• [阅读材料]
------------------------

发酵培养基中的pH起到调节离子酸碱度的作用，它影响着菌体生长速率和产酶能力，微生物只能在一定pH范围内条件下的生长。试验以不同的pH值:2.0、3.0、4.0、5.0、6.0、7.0、8.0，探究其对纤维素酶活力的影响，结果如图5。

图5 pH对纤维素酶活力的影响

由图5可知，当 pH 值为2.0～5.0时，随着 pH的增大，CMCA、MCCA和FPA均呈上升趋势，但CMCA和MCCA上升较为显著。当pH值为5.0时，3种酶活力均达到最大值，分别为 7.93、8.91、4.05 U/mL。当pH 值为5.0～8.0时，随着 pH 的增大，CMCA、MCCA和FPA均呈下降趋势。当pH值为2.0～6.0时，随着pH值的增大，CBA的几乎没有变化，当pH值大于6.0时，CBA呈下降趋势。

------------------------

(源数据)
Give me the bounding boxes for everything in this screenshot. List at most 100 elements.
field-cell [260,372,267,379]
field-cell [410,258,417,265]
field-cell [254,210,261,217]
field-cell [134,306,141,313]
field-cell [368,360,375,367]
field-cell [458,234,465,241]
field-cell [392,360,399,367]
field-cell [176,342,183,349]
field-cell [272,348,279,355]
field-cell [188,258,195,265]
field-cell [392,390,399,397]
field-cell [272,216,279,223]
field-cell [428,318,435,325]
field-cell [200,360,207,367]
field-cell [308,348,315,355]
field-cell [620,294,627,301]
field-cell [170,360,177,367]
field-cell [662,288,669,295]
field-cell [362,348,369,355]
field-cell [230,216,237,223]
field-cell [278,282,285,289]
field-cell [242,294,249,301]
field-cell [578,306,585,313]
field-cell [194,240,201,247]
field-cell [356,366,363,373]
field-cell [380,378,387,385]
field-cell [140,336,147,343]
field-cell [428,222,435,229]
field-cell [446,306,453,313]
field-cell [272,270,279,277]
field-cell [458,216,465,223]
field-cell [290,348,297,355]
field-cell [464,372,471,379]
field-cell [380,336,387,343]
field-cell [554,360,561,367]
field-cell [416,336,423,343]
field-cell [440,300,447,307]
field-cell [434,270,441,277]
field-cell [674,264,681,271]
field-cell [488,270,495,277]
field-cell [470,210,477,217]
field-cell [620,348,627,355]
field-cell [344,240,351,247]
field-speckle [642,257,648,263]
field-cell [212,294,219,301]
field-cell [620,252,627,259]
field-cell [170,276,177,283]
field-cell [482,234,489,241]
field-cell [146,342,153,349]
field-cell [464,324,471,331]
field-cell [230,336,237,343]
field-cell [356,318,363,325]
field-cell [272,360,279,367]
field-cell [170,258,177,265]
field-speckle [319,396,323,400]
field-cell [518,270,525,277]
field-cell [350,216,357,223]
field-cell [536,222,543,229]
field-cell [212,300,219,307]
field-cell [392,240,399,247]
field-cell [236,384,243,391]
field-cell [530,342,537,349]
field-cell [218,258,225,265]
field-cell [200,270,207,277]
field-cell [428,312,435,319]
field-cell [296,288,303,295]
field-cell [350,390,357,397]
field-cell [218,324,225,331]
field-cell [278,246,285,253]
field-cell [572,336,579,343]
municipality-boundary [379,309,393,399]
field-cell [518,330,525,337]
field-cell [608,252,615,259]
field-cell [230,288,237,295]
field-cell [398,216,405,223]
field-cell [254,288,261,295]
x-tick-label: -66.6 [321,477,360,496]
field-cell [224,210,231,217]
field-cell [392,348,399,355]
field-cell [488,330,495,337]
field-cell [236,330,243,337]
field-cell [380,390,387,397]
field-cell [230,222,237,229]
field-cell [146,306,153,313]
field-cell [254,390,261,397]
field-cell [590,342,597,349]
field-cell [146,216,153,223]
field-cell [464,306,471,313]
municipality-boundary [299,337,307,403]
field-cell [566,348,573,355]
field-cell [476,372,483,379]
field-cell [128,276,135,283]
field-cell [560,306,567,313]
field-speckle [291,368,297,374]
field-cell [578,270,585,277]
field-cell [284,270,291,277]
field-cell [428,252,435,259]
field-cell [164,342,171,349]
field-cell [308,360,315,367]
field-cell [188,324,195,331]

------------------------

• [本题任务] 请续写这段讲pH对纤维素酶活力影响的阅读材料，从最后一句之后接着往下写。 上面的数据行与本题无关，不必参考。

• [参考答案]
综合考虑，pH 5.0可作为较佳的pH条件。

2.3 响应面优化里氏木霉发酵工艺

根据单因素试验结果可知，油茶粕比例为8.0%、微晶纤维素添加量为 1.0%、接种量为12.0%、pH为5.0为较佳的发酵条件。运用Box－Behnken中心组合试验设计，在相应的单个条件的基础上，选取附近的两个条件，确定3个水平，从而设计成四因素三水平的试验，见表1。

根据上述单因素试验发现，CMCA受油茶粕比例、微晶纤维素添加量、接种量和pH这四个因素的影响，与另外3种酶活力相比，更为显著，因此以CMCA为响应值，试验设计与响应值结果见表2。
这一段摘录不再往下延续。